▸ **Work instructions**
Reproduce everything from the start of the material down to the line containing "edit-icon[interactable]: ✎ (2071, 881, 2084, 906)", swapping each "checkbox-icon" for "tick-box-icon" and keeping all else unchanged.

▸ **Data lines**
************
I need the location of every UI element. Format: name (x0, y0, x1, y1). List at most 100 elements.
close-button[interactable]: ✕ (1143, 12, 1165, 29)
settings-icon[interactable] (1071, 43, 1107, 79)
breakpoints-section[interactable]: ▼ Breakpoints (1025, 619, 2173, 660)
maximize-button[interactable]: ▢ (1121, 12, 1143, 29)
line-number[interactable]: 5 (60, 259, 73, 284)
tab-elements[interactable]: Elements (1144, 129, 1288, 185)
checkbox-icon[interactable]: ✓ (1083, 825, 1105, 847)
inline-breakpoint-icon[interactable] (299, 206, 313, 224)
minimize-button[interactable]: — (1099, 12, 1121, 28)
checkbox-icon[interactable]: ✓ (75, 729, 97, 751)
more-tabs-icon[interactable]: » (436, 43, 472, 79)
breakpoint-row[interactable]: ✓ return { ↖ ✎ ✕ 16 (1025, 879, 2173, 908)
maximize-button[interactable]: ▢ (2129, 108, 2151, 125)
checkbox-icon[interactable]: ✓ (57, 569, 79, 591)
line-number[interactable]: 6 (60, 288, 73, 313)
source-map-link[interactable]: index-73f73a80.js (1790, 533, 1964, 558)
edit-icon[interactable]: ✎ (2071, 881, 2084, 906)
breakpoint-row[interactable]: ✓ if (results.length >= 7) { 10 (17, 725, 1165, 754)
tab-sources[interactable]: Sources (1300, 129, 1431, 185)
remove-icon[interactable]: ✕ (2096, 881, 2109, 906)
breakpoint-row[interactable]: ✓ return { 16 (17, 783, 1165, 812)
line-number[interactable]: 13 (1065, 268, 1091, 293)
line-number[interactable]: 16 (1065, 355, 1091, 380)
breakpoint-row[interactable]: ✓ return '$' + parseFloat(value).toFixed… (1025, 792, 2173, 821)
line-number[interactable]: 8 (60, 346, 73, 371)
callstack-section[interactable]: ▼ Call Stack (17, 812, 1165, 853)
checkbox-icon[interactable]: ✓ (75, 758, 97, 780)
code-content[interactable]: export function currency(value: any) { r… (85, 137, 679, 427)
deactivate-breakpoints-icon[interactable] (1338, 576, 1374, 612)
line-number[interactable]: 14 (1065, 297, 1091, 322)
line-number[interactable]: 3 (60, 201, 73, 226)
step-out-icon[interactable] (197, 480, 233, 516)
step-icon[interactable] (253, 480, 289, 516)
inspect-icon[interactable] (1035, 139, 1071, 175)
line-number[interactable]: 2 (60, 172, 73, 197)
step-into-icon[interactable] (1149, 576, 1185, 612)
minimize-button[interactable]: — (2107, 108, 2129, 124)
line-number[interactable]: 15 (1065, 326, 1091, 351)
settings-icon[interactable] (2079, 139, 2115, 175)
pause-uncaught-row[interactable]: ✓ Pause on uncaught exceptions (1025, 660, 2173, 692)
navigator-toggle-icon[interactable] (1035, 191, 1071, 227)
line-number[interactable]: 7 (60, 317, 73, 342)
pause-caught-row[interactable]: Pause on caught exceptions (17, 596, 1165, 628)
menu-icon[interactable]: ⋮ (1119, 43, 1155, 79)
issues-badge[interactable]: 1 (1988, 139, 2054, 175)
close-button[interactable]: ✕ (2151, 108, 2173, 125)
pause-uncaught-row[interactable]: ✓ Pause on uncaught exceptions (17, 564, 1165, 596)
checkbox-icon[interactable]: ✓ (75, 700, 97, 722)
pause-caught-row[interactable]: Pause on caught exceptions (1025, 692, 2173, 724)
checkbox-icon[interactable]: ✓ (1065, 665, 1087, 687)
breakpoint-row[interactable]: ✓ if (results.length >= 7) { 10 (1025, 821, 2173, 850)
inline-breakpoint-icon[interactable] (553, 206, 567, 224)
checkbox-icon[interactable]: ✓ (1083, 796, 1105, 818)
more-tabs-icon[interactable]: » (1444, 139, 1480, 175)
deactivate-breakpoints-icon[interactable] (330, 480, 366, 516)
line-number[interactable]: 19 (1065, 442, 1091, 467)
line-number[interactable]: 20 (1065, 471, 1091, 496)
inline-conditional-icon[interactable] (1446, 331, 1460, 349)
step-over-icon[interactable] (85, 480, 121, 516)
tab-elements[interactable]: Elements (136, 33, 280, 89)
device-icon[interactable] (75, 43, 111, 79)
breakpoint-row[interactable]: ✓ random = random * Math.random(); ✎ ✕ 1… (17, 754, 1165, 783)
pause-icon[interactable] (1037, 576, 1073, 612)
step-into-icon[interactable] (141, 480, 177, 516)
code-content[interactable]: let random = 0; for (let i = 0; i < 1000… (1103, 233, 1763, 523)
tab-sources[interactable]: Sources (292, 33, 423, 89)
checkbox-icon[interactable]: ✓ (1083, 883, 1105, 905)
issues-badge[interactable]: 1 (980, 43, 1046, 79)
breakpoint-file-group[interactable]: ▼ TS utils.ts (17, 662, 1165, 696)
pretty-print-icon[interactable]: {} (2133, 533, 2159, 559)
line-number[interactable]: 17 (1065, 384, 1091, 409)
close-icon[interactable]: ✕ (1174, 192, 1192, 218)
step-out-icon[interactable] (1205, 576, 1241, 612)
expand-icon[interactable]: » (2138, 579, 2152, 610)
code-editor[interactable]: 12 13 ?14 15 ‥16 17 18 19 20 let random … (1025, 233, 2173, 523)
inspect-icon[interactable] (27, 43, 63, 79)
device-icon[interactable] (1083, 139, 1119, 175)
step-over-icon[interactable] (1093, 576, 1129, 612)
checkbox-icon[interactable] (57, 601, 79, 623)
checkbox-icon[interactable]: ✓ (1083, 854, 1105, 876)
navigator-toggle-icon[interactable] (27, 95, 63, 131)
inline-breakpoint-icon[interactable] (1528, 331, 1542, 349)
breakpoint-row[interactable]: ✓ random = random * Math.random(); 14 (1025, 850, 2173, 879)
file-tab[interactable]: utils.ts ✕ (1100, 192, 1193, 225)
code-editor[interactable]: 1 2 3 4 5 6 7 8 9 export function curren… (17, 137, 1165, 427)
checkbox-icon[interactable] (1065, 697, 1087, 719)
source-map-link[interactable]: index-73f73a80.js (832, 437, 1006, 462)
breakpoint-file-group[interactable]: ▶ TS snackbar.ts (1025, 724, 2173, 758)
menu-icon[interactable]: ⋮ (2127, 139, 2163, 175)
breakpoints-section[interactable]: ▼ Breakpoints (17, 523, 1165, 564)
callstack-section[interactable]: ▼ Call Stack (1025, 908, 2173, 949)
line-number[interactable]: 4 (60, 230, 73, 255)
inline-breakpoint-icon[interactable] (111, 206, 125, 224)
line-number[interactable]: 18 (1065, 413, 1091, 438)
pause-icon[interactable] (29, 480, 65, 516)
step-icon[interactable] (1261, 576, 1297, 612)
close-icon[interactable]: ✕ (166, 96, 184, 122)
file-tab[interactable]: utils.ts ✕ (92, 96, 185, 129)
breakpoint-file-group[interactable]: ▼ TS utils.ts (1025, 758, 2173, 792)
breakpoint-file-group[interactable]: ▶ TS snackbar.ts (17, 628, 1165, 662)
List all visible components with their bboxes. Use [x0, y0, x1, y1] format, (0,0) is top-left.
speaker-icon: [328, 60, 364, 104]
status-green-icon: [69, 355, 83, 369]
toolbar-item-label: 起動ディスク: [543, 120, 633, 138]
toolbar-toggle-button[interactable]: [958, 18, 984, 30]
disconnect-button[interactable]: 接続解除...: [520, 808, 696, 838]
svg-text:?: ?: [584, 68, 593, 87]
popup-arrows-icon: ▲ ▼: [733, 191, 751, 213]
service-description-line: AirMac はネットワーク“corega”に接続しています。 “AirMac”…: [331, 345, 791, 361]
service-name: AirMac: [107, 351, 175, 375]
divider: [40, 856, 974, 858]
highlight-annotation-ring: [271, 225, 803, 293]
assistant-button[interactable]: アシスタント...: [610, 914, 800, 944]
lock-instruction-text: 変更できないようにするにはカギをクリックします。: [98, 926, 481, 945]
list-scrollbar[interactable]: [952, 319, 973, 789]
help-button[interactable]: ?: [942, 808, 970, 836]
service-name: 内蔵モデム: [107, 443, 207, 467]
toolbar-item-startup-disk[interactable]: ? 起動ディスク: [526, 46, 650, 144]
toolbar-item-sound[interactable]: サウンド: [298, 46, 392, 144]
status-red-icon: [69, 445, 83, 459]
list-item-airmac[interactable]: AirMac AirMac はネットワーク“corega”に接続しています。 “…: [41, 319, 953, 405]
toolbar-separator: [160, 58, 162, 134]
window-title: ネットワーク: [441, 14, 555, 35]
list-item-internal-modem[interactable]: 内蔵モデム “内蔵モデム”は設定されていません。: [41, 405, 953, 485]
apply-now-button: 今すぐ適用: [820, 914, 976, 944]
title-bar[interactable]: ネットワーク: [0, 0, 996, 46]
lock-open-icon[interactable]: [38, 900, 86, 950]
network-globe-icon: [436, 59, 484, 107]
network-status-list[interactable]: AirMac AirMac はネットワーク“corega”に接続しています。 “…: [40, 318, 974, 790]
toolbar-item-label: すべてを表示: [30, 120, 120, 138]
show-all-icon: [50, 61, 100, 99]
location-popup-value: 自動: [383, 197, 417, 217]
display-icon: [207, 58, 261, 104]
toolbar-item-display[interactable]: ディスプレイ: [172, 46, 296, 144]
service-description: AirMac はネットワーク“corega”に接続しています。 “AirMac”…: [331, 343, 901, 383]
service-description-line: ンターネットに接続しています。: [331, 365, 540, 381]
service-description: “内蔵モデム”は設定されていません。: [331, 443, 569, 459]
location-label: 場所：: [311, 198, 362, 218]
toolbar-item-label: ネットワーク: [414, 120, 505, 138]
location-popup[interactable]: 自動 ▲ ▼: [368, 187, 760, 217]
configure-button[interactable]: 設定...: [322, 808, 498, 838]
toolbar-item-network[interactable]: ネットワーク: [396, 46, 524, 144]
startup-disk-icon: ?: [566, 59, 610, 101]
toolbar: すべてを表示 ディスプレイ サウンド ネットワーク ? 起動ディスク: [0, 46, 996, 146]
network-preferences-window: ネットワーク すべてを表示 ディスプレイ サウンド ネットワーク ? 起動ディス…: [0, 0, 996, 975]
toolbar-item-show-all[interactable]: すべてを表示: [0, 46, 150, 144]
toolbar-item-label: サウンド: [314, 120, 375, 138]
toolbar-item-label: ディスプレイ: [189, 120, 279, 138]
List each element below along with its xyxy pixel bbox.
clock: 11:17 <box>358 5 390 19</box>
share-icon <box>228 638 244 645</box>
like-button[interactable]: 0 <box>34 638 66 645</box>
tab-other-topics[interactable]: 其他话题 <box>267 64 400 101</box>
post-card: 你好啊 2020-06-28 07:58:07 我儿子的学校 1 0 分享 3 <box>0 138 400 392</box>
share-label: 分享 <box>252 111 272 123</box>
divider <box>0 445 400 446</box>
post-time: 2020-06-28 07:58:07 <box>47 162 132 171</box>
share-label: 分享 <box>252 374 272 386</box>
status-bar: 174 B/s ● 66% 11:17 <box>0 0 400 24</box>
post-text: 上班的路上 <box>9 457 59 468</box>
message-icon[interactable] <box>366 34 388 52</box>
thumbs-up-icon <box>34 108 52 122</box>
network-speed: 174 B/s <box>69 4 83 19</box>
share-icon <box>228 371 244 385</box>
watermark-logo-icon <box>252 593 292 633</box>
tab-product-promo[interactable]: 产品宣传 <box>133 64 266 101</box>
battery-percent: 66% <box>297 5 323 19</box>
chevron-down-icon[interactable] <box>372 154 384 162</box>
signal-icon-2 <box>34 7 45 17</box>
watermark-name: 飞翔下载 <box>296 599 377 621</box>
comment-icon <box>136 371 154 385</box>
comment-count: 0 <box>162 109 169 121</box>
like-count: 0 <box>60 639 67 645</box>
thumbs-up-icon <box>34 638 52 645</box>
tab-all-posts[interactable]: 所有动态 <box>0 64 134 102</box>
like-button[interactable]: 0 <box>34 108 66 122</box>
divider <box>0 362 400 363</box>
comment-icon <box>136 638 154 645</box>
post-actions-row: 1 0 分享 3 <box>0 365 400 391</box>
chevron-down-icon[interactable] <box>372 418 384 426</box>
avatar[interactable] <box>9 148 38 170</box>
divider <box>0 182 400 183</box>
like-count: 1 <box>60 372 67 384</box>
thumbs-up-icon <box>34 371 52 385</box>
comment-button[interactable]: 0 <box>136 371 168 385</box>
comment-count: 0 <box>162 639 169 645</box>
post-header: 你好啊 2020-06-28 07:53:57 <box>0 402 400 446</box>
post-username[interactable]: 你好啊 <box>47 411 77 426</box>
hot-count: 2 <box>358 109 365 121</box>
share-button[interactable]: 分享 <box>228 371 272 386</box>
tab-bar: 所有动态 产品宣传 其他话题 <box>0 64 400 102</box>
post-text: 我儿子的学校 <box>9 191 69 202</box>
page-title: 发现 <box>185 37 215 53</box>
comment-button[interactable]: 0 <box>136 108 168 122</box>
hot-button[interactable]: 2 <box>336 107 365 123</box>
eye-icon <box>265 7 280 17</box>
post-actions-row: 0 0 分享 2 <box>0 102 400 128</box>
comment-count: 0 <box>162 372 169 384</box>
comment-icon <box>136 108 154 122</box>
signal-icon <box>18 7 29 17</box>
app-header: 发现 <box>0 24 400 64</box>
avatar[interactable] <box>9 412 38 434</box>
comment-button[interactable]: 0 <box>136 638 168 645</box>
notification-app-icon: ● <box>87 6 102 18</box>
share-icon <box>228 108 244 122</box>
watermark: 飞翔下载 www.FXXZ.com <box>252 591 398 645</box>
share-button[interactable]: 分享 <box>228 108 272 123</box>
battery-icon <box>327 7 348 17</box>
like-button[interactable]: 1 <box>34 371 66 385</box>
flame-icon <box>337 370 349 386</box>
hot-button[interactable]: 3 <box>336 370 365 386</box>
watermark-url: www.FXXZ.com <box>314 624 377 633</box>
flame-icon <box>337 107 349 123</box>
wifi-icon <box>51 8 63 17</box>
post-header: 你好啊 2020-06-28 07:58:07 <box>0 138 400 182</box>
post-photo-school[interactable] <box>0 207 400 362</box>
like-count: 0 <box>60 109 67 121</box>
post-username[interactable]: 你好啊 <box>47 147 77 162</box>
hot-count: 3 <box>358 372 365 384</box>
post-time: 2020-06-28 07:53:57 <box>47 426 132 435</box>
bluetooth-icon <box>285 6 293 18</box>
************
▸ **Completed task**
I need the location of every UI element. Format: name (x0, y0, x1, y1). List at most 100 elements.
close-button[interactable]: ✕ (1143, 12, 1165, 29)
settings-icon[interactable] (1071, 43, 1107, 79)
breakpoints-section[interactable]: ▼ Breakpoints (1025, 619, 2173, 660)
maximize-button[interactable]: ▢ (1121, 12, 1143, 29)
line-number[interactable]: 5 (60, 259, 73, 284)
tab-elements[interactable]: Elements (1144, 129, 1288, 185)
tick-box-icon[interactable]: ✓ (1083, 825, 1105, 847)
inline-breakpoint-icon[interactable] (299, 206, 313, 224)
minimize-button[interactable]: — (1099, 12, 1121, 28)
tick-box-icon[interactable]: ✓ (75, 729, 97, 751)
more-tabs-icon[interactable]: » (436, 43, 472, 79)
breakpoint-row[interactable]: ✓ return { ↖ ✎ ✕ 16 (1025, 879, 2173, 908)
maximize-button[interactable]: ▢ (2129, 108, 2151, 125)
tick-box-icon[interactable]: ✓ (57, 569, 79, 591)
line-number[interactable]: 6 (60, 288, 73, 313)
source-map-link[interactable]: index-73f73a80.js (1790, 533, 1964, 558)
edit-icon[interactable]: ✎ (2071, 881, 2084, 906)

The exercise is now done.